Instruction
Copy out all lines with the word "color" in them.

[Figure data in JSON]
-- START --

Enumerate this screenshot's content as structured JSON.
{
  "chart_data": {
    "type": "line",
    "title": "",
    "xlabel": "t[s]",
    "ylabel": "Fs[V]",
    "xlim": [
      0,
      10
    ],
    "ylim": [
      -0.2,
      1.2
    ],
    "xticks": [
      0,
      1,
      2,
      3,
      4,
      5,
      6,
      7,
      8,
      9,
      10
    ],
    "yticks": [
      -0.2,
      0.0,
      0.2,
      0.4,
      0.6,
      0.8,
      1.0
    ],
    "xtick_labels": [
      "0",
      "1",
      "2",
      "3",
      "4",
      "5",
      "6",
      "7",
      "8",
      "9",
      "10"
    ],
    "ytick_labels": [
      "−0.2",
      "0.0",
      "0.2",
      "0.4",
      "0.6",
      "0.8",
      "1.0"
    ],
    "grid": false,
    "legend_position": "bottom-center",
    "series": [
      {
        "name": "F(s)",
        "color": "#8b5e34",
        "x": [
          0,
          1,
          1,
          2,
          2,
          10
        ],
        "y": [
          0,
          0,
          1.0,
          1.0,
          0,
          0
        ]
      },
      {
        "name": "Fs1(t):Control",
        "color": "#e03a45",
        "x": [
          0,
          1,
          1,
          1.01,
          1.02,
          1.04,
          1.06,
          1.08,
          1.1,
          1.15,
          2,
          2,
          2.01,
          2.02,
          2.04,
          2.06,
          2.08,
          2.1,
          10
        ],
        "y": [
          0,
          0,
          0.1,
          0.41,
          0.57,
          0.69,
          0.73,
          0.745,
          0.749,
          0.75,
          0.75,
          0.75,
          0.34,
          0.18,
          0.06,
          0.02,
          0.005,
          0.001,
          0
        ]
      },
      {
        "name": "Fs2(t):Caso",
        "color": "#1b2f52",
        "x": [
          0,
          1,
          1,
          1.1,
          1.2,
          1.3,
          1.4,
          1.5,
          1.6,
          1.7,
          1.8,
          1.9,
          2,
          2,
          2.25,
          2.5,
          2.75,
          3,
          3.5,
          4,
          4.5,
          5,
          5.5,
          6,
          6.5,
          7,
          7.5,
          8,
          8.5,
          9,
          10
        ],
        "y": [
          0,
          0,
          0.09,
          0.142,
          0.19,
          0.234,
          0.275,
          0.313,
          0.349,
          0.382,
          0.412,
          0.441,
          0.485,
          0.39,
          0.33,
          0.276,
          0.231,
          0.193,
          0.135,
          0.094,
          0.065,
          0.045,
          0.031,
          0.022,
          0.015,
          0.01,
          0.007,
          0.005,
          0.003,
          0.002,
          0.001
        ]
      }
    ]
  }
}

-- END --

Task solution
        "color": "#8b5e34",
        "color": "#e03a45",
        "color": "#1b2f52",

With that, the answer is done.